** Begin **

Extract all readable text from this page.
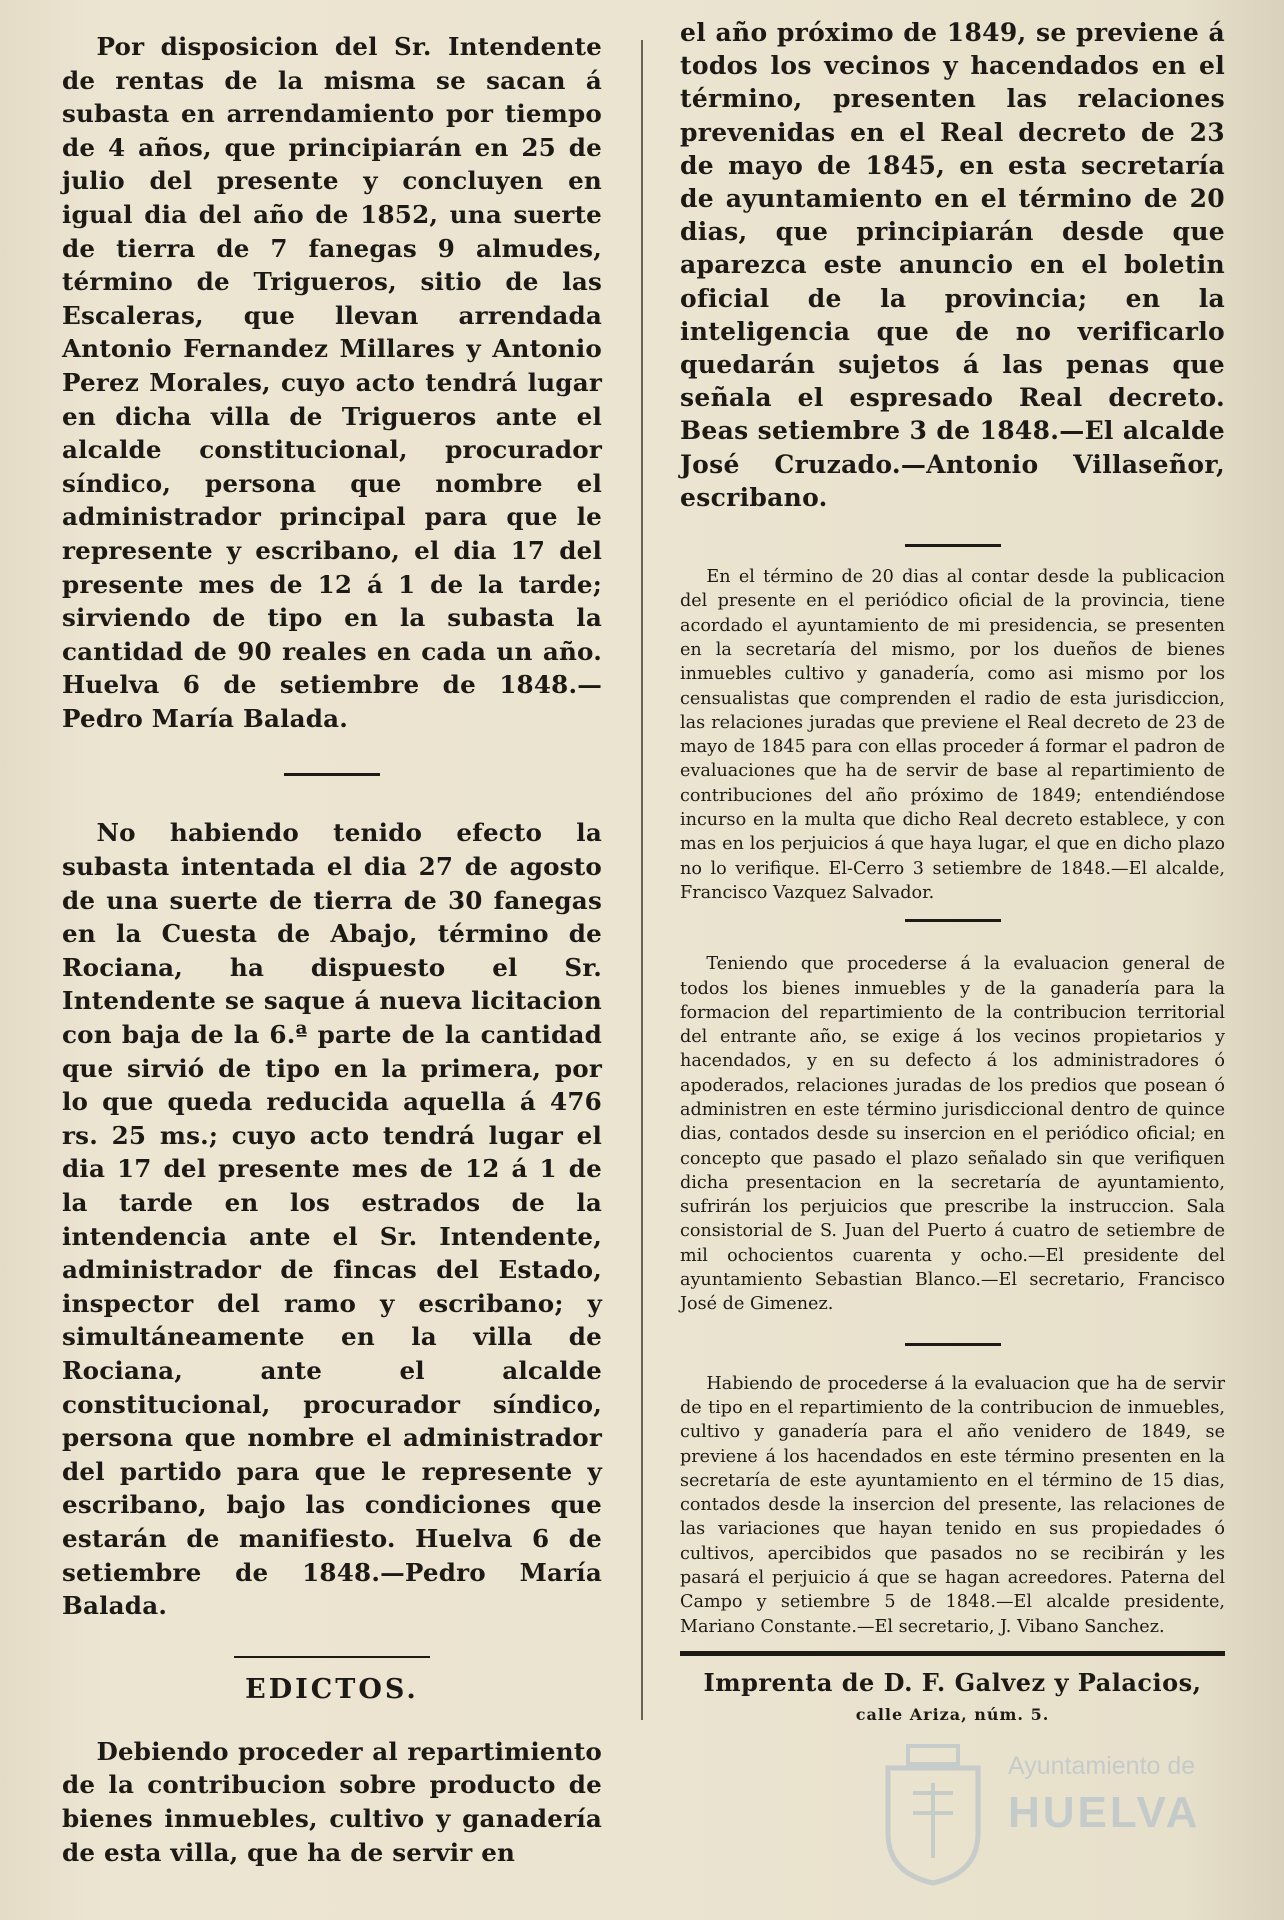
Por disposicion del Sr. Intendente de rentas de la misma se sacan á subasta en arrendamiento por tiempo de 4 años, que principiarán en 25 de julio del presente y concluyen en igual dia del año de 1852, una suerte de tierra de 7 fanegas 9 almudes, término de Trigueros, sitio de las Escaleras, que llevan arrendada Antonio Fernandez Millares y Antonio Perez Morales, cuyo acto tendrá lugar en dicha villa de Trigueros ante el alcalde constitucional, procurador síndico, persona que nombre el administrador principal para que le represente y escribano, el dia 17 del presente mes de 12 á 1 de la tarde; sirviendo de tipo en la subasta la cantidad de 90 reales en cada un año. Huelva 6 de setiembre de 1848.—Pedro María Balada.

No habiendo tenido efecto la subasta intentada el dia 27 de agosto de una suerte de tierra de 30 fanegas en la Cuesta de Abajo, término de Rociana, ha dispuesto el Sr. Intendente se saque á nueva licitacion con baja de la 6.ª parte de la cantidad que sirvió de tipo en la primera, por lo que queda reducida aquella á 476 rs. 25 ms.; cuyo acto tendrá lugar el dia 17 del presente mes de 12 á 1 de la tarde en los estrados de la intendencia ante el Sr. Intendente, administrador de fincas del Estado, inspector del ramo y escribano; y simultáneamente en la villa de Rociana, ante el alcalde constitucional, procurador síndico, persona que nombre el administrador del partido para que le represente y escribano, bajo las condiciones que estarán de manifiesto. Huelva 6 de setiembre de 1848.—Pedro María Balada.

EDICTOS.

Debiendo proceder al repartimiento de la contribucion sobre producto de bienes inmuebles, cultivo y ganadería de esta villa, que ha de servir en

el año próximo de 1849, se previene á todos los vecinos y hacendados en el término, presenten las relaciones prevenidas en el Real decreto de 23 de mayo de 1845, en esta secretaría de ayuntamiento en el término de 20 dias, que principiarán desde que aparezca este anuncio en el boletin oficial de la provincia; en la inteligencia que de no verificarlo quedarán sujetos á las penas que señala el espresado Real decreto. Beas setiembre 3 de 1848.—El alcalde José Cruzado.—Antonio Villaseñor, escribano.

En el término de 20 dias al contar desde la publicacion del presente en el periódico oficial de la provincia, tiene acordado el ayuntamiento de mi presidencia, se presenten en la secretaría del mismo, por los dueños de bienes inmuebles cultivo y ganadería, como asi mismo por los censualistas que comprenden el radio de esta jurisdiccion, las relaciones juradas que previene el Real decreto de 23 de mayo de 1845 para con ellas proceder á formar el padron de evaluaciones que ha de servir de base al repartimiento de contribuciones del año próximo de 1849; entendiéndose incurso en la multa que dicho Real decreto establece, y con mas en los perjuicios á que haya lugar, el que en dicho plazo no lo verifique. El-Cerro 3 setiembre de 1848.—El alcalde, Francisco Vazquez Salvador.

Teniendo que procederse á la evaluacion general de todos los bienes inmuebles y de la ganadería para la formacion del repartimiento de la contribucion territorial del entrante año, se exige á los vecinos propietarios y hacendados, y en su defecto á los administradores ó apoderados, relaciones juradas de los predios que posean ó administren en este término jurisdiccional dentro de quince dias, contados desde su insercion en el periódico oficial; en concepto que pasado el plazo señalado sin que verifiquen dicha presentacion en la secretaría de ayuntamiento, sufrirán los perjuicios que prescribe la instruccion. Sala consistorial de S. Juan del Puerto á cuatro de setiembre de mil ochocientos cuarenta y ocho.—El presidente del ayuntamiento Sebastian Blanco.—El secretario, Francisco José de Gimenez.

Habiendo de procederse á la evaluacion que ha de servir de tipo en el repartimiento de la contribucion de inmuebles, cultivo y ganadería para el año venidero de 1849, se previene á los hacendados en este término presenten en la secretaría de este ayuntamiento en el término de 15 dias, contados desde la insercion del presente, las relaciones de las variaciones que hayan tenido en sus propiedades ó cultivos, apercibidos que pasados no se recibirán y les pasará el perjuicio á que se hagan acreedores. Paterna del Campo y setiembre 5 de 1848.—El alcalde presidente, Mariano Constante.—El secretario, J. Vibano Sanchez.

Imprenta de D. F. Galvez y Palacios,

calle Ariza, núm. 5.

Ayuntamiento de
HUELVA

** End **
** Begin **

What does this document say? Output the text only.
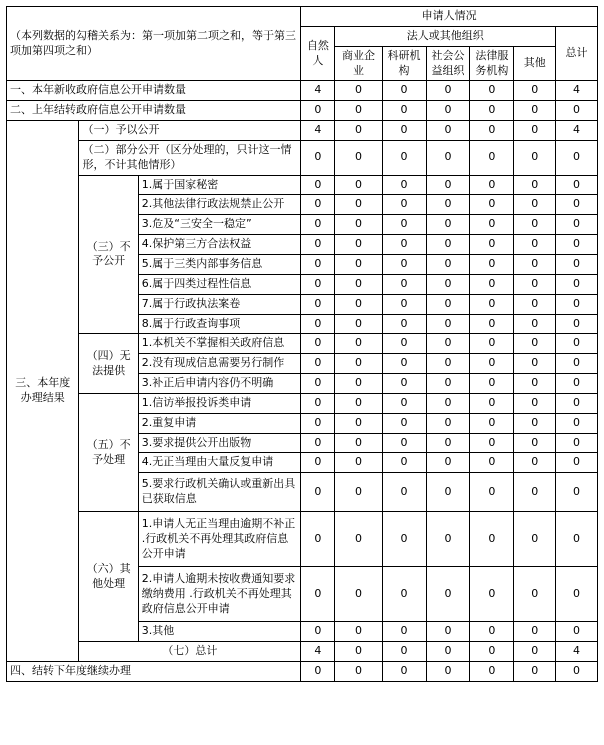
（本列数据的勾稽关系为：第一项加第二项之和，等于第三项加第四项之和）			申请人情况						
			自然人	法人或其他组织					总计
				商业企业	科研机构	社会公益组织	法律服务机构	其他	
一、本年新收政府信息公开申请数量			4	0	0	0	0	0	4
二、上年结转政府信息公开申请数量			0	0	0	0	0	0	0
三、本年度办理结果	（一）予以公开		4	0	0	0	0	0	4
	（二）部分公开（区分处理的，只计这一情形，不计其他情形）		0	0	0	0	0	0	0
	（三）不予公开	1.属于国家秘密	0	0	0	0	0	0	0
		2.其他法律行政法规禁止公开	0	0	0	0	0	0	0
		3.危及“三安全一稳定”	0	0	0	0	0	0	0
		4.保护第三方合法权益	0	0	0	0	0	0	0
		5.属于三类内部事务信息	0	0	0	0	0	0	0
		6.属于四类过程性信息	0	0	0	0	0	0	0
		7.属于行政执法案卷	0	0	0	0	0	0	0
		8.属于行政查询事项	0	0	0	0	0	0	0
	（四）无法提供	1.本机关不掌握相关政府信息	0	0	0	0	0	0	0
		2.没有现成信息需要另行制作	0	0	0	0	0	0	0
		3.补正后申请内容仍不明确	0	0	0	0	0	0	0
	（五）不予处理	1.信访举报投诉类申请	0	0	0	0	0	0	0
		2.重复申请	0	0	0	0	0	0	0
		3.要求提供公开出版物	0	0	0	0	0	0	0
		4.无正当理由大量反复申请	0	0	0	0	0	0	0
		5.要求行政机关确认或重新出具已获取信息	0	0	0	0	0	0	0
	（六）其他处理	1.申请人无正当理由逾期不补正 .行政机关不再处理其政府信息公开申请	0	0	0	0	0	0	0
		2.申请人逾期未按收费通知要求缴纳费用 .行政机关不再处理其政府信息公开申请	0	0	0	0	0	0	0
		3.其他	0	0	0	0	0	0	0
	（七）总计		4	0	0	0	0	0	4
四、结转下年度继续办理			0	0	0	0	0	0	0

** End **

◆ Aim: From the records above, pick out and copy each line holding the word "this".

◆ Solution to the problem:
Extract all readable text from this page.
What does this document say? Output the text only.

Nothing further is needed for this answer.